- _Set task_: In the entries that follow, how many lines hold the string "我想握住你的手"? Give only that number.

- _Provided records_:

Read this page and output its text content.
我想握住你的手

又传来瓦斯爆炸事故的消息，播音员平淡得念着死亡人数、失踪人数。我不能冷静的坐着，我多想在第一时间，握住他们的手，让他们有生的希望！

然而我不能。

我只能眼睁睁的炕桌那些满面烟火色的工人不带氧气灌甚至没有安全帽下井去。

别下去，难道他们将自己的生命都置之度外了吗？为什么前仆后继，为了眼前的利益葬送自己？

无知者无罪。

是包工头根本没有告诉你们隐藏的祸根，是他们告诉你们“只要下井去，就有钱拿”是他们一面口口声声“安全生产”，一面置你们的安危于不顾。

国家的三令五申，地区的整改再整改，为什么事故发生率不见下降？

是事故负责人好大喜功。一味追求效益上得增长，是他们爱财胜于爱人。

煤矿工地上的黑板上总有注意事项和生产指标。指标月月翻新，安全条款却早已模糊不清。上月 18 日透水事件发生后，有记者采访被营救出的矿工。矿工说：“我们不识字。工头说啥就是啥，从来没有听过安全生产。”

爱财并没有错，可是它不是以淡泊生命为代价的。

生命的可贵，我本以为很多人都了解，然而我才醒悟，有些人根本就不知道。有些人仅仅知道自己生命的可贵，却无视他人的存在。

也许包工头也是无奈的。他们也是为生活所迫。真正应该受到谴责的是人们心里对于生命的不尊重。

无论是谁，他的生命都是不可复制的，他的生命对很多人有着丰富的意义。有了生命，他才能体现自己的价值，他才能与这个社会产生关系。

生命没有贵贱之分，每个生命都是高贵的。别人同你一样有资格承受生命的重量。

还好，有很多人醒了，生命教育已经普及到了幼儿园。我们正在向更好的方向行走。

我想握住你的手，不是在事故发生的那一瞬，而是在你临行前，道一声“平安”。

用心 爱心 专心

- _Written response_: 2